Instructions to follow
Check every line below for the string "Aula", and copy the lines that contain it.

Data listing
******************************

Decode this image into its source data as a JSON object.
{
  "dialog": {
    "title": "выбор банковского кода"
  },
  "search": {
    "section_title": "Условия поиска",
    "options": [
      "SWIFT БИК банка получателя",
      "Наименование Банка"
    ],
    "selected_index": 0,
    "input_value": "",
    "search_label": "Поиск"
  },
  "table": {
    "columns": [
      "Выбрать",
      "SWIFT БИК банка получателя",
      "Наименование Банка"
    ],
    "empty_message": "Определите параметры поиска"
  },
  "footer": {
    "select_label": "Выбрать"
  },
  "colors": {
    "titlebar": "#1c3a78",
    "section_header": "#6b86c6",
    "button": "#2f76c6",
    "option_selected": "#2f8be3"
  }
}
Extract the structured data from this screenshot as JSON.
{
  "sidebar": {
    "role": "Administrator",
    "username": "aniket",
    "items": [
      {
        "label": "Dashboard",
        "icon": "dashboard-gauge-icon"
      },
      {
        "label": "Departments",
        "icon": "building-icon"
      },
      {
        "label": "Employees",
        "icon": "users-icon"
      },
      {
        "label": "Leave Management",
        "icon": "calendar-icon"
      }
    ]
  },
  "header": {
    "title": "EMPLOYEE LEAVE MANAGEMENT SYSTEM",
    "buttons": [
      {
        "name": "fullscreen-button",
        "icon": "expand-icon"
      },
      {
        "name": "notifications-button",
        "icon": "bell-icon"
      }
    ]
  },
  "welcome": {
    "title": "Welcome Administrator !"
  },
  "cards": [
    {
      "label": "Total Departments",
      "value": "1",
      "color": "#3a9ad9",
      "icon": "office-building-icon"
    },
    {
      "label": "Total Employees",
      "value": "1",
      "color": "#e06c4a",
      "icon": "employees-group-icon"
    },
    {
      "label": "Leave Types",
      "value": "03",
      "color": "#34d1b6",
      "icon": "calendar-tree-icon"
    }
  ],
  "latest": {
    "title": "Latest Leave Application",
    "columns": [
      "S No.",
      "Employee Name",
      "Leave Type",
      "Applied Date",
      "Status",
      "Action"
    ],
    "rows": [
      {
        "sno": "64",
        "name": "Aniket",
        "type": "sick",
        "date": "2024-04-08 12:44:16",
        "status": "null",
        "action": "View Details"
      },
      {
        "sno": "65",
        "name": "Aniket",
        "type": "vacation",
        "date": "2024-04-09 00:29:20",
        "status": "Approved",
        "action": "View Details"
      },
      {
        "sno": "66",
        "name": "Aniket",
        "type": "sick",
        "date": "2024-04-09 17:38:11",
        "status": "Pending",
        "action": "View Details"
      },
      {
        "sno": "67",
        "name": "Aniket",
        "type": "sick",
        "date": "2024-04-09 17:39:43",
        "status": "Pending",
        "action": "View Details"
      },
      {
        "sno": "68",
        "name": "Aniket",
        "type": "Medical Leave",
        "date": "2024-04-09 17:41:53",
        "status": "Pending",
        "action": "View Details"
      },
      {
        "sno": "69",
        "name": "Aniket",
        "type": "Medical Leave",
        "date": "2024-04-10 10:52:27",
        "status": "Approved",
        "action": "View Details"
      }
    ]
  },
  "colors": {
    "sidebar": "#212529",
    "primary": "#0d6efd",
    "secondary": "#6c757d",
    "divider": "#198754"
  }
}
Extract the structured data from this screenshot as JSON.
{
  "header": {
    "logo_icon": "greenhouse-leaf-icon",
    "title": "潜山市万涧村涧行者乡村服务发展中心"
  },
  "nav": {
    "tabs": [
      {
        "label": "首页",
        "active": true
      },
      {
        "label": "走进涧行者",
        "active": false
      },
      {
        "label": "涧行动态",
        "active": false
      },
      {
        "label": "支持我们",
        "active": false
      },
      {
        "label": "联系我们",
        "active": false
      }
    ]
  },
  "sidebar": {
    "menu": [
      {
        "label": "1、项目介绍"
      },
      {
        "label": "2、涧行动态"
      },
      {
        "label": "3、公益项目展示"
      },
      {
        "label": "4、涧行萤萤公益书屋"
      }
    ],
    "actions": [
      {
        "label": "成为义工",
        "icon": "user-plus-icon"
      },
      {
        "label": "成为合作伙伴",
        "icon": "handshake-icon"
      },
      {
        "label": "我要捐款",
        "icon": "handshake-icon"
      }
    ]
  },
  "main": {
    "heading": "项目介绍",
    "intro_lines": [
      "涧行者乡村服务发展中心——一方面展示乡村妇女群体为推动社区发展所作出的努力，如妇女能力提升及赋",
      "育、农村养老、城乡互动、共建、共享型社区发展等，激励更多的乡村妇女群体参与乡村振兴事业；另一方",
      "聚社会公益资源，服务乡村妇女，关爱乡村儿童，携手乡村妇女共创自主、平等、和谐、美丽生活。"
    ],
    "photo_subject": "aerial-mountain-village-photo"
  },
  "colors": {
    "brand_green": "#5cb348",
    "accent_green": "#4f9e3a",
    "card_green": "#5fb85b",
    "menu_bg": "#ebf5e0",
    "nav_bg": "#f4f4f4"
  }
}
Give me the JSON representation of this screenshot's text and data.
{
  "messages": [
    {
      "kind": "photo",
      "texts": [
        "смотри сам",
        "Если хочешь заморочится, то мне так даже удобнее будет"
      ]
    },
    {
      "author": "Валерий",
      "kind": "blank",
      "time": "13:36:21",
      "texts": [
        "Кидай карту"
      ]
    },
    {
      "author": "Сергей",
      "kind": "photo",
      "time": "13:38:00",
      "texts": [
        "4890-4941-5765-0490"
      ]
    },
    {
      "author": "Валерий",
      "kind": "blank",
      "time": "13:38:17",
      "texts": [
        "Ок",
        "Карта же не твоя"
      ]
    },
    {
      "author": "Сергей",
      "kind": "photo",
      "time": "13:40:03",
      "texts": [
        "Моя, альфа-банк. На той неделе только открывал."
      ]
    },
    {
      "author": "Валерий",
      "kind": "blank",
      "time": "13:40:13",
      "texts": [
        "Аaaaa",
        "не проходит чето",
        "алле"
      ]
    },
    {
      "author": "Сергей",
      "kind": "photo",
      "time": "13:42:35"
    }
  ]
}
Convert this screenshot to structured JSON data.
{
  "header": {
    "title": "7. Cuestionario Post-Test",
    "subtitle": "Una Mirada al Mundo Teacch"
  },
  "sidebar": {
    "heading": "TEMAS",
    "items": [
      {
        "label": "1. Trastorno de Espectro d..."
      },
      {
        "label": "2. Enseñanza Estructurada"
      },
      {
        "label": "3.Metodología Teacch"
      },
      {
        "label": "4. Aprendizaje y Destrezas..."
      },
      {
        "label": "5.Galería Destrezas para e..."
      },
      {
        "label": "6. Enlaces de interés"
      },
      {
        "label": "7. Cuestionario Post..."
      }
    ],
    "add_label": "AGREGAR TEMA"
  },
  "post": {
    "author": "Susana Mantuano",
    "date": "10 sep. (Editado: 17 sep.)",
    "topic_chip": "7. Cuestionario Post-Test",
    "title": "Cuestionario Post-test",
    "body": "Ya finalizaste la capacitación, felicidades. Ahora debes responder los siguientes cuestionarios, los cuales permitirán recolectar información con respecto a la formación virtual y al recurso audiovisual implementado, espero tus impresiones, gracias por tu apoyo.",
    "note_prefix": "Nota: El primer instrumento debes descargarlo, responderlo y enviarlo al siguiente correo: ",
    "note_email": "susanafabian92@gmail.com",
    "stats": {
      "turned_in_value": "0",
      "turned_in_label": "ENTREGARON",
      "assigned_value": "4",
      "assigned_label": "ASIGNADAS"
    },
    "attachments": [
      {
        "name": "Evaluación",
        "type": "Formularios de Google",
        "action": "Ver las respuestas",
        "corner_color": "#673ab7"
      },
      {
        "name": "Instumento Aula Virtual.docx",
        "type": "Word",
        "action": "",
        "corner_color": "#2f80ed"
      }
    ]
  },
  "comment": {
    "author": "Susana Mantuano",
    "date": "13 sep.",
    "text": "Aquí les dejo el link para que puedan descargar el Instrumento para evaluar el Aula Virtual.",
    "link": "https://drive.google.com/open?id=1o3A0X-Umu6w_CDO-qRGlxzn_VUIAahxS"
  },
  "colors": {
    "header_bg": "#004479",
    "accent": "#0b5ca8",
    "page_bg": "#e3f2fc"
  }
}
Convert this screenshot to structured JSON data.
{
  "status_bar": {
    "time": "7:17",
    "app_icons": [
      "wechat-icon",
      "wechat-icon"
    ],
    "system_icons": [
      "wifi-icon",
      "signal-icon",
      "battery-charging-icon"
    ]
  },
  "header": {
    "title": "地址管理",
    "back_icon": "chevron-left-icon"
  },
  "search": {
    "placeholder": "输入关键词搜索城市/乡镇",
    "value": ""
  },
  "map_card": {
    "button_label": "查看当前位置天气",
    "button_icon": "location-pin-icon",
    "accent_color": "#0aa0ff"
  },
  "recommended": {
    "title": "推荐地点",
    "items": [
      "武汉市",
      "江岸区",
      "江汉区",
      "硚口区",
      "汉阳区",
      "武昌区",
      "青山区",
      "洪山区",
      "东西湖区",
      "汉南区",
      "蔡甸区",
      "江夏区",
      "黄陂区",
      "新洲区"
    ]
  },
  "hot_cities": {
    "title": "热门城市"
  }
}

******************************

Full response
        "name": "Instumento Aula Virtual.docx",
    "text": "Aquí les dejo el link para que puedan descargar el Instrumento para evaluar el Aula Virtual.",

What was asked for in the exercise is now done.